Records for the exercise:
┏━━

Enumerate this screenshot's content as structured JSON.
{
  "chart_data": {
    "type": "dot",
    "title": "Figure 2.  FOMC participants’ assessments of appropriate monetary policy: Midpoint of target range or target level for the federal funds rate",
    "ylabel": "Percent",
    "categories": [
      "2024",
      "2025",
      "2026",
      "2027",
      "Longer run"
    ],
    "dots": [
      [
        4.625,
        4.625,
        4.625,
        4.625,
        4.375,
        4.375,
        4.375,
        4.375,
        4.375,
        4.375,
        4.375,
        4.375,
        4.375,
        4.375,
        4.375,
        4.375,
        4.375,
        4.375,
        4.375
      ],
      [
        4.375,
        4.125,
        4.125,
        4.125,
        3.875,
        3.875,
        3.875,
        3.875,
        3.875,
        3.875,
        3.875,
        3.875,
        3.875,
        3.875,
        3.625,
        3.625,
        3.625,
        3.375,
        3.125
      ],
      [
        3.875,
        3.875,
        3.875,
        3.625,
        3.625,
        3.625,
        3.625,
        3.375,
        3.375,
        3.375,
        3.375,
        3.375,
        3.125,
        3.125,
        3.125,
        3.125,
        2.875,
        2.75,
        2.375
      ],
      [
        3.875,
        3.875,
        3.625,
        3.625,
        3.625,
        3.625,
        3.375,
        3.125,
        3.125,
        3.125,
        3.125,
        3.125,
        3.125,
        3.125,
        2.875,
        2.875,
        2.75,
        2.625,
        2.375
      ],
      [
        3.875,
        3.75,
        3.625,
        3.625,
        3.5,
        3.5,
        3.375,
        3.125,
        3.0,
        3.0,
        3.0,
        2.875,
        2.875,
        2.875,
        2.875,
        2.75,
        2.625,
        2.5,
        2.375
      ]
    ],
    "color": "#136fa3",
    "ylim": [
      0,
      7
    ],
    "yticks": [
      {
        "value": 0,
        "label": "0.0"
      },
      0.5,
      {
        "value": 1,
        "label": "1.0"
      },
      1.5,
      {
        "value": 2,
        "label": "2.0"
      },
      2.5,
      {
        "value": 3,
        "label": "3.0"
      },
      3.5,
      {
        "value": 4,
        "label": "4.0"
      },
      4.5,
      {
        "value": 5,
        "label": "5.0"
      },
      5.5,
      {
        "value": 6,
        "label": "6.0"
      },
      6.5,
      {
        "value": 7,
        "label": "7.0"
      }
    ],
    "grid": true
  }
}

┗━━
┏━━

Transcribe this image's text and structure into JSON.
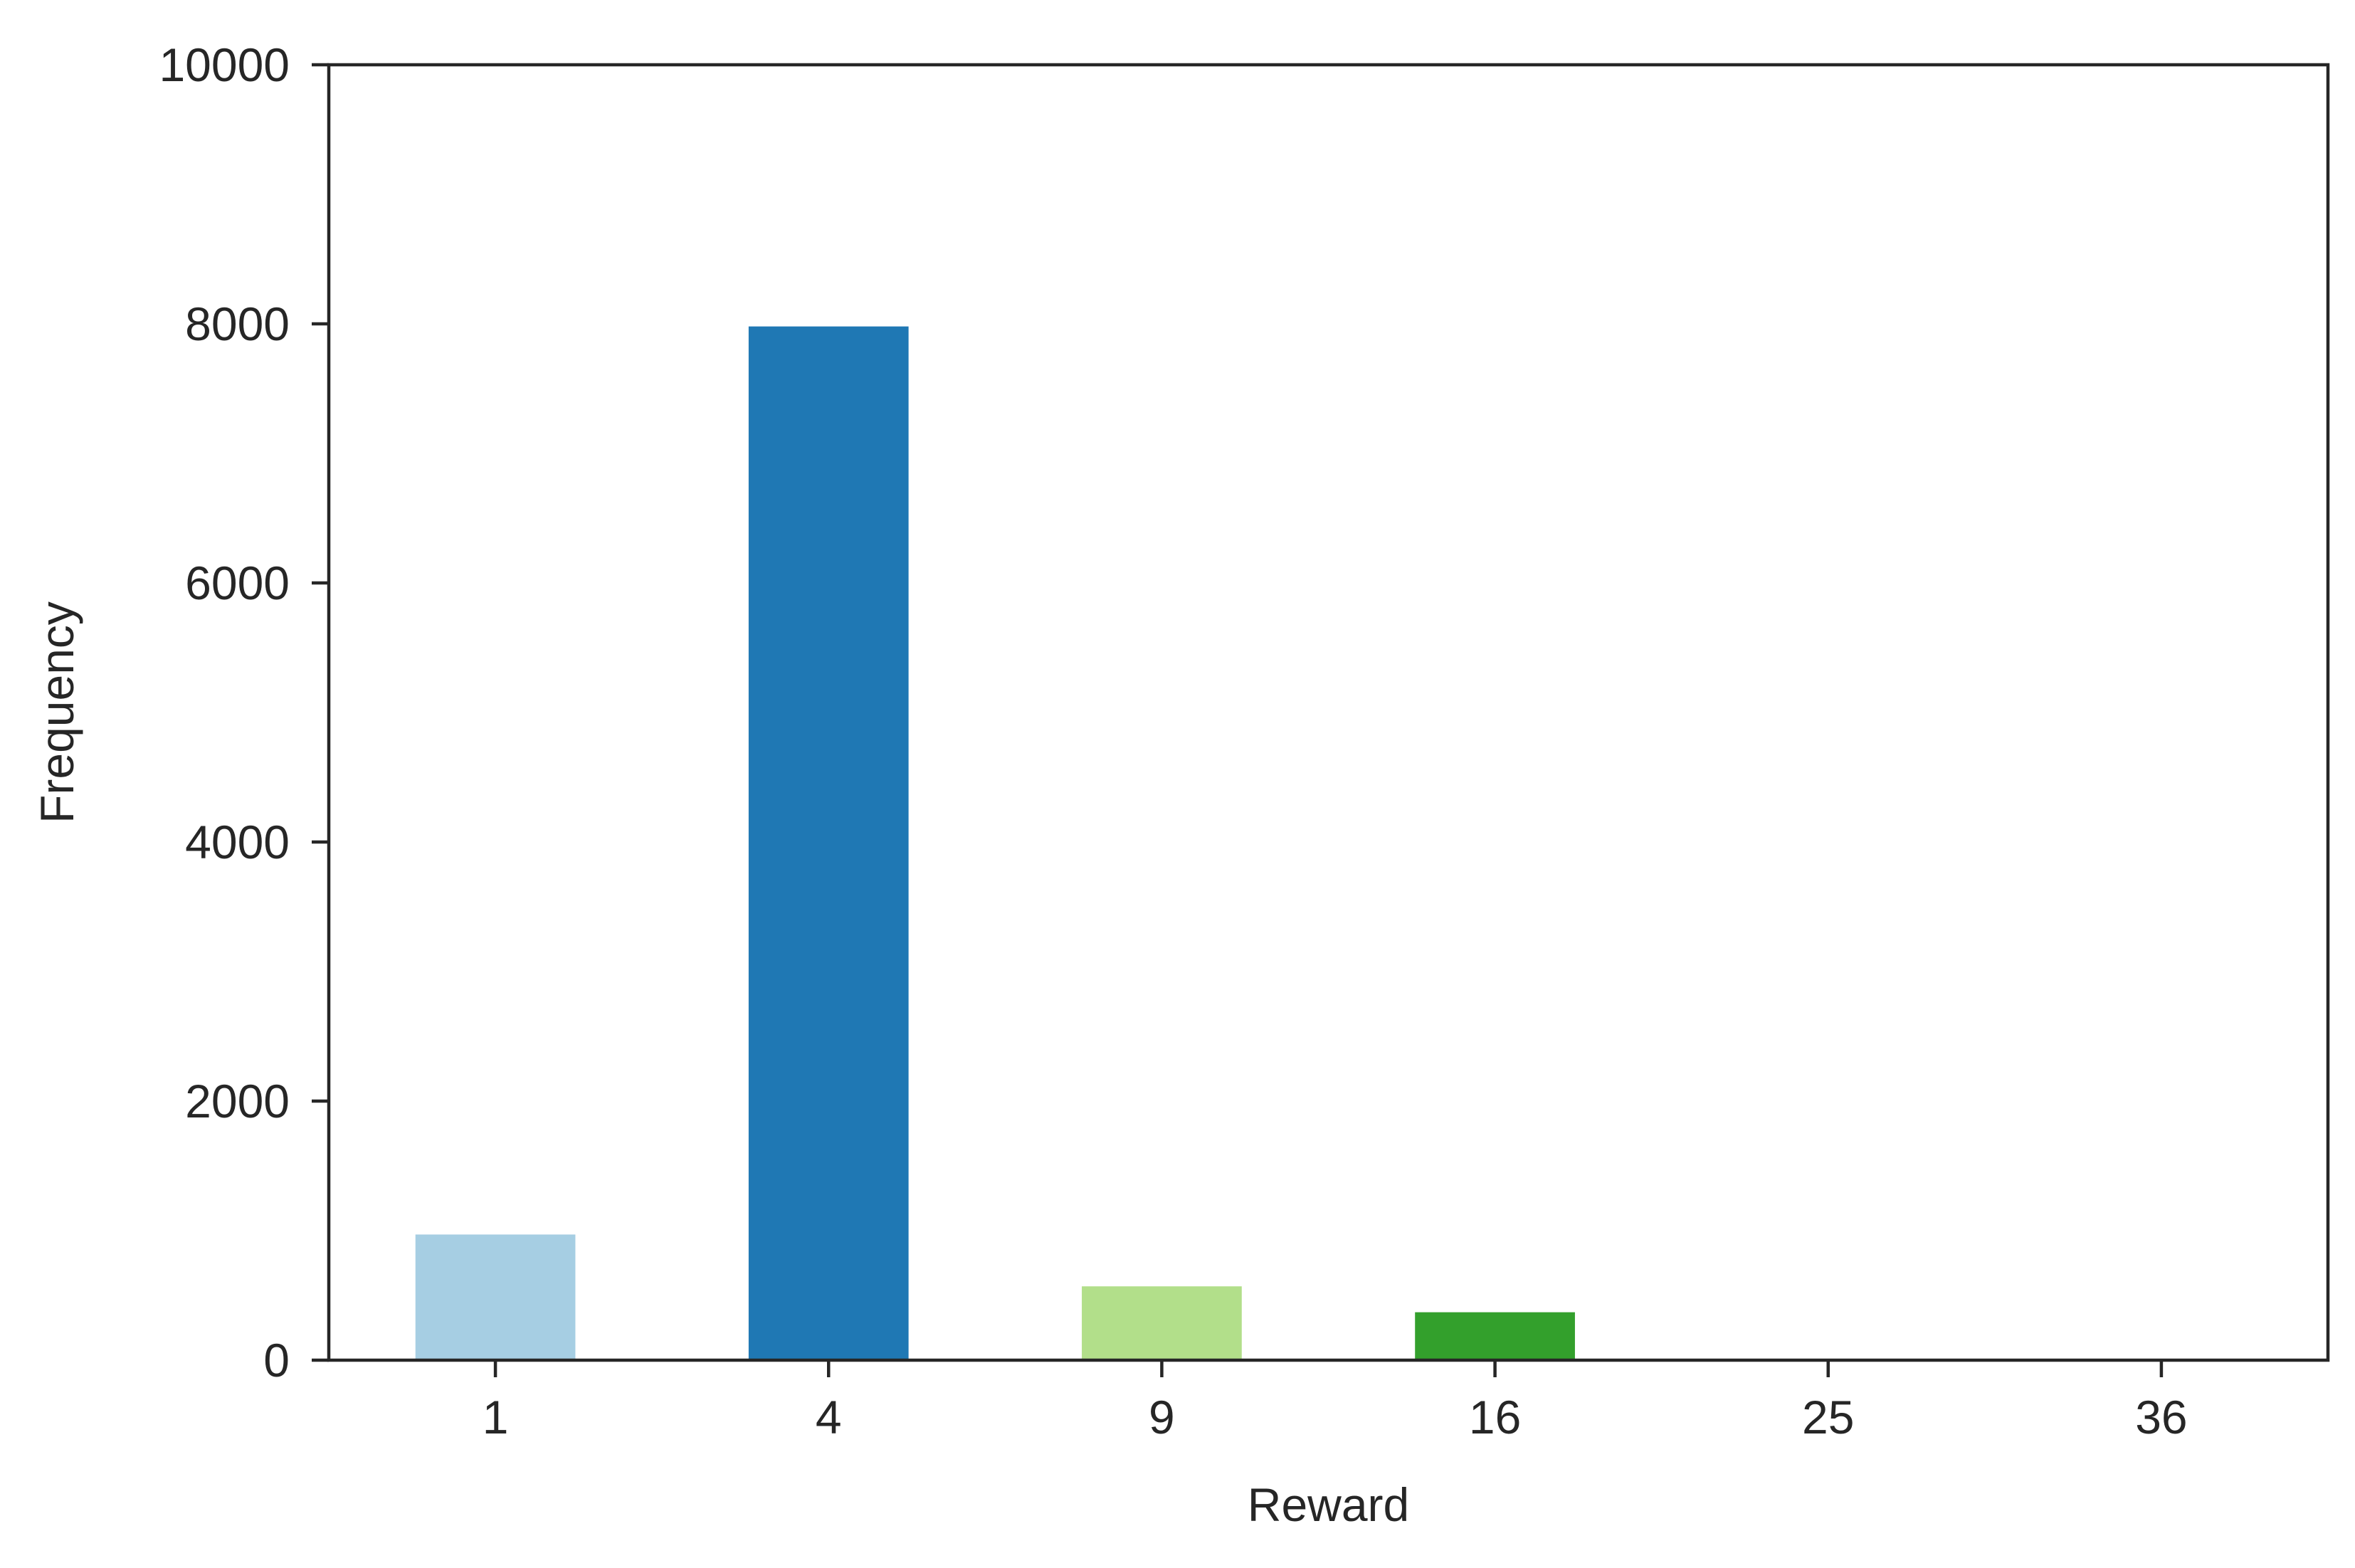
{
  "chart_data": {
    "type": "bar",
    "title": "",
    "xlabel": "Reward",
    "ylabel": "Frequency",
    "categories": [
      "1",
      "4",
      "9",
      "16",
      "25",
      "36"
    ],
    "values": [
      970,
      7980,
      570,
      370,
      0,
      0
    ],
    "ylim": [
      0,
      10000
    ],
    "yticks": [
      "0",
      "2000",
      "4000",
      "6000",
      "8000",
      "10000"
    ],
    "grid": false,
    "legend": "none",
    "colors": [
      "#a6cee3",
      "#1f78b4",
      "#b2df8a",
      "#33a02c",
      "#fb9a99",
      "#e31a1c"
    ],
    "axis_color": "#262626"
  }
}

┗━━
┏━━

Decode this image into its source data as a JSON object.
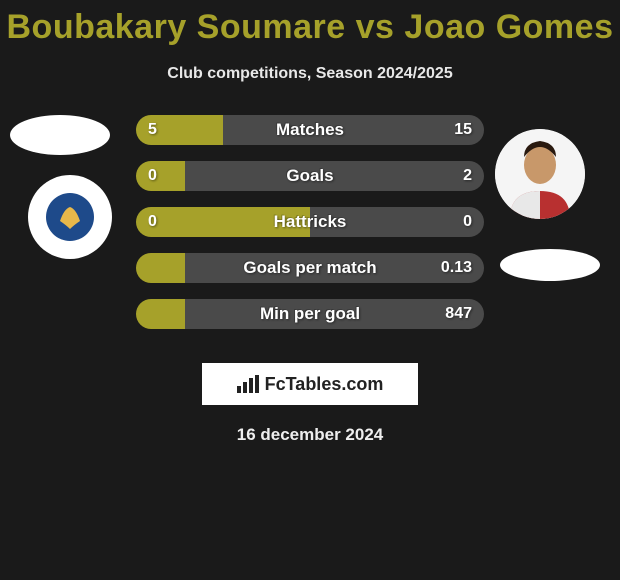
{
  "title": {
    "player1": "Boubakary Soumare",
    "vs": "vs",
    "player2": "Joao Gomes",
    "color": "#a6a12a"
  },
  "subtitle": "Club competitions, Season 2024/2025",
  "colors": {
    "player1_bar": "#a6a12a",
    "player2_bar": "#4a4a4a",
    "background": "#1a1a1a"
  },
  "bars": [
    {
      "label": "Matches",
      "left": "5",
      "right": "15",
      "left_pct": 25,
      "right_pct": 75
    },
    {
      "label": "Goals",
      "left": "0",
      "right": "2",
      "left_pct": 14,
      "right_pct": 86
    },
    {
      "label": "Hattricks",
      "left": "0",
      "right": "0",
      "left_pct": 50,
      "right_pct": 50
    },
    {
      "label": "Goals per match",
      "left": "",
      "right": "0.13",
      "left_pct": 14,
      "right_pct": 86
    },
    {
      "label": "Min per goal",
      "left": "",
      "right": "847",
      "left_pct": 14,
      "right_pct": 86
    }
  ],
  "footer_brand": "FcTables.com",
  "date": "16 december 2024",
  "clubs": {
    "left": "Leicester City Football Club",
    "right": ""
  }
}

┗━━

Work to be completed: Scan the lines for the string "this". Pick out every line that has it.

Correct answer:
Enumerate this screenshot's content as structured JSON.
Transcribe this image's text and structure into JSON.
Decode this image into its source data as a JSON object.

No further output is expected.